→ GIVEN REQUEST
Please output every line of the material as it stands, without the pictures.

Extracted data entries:
************

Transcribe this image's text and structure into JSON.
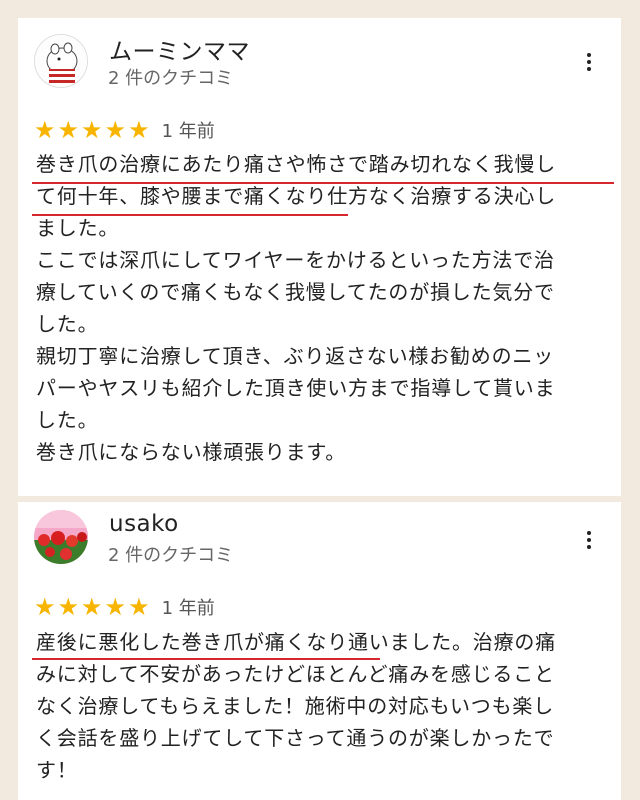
{
  "colors": {
    "background": "#f2e9df",
    "card": "#ffffff",
    "star": "#f7b500",
    "underline": "#d8262f"
  },
  "reviews": [
    {
      "name": "ムーミンママ",
      "review_count": "2 件のクチコミ",
      "rating": 5,
      "stars": [
        "★",
        "★",
        "★",
        "★",
        "★"
      ],
      "time": "1 年前",
      "lines": [
        "巻き爪の治療にあたり痛さや怖さで踏み切れなく我慢し",
        "て何十年、膝や腰まで痛くなり仕方なく治療する決心し",
        "ました。",
        "ここでは深爪にしてワイヤーをかけるといった方法で治",
        "療していくので痛くもなく我慢してたのが損した気分で",
        "した。",
        "親切丁寧に治療して頂き、ぶり返さない様お勧めのニッ",
        "パーやヤスリも紹介した頂き使い方まで指導して貰いま",
        "した。",
        "巻き爪にならない様頑張ります。"
      ]
    },
    {
      "name": "usako",
      "review_count": "2 件のクチコミ",
      "rating": 5,
      "stars": [
        "★",
        "★",
        "★",
        "★",
        "★"
      ],
      "time": "1 年前",
      "lines": [
        "産後に悪化した巻き爪が痛くなり通いました。治療の痛",
        "みに対して不安があったけどほとんど痛みを感じること",
        "なく治療してもらえました！施術中の対応もいつも楽し",
        "く会話を盛り上げてして下さって通うのが楽しかったで",
        "す！"
      ]
    }
  ]
}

************

→ TASK ANSWER
Transcribe this image's text and structure into JSON.
{
  "colors": {
    "background": "#f2e9df",
    "card": "#ffffff",
    "star": "#f7b500",
    "underline": "#d8262f"
  },
  "reviews": [
    {
      "name": "ムーミンママ",
      "review_count": "2 件のクチコミ",
      "rating": 5,
      "stars": [
        "★",
        "★",
        "★",
        "★",
        "★"
      ],
      "time": "1 年前",
      "lines": [
        "巻き爪の治療にあたり痛さや怖さで踏み切れなく我慢し",
        "て何十年、膝や腰まで痛くなり仕方なく治療する決心し",
        "ました。",
        "ここでは深爪にしてワイヤーをかけるといった方法で治",
        "療していくので痛くもなく我慢してたのが損した気分で",
        "した。",
        "親切丁寧に治療して頂き、ぶり返さない様お勧めのニッ",
        "パーやヤスリも紹介した頂き使い方まで指導して貰いま",
        "した。",
        "巻き爪にならない様頑張ります。"
      ]
    },
    {
      "name": "usako",
      "review_count": "2 件のクチコミ",
      "rating": 5,
      "stars": [
        "★",
        "★",
        "★",
        "★",
        "★"
      ],
      "time": "1 年前",
      "lines": [
        "産後に悪化した巻き爪が痛くなり通いました。治療の痛",
        "みに対して不安があったけどほとんど痛みを感じること",
        "なく治療してもらえました！施術中の対応もいつも楽し",
        "く会話を盛り上げてして下さって通うのが楽しかったで",
        "す！"
      ]
    }
  ]
}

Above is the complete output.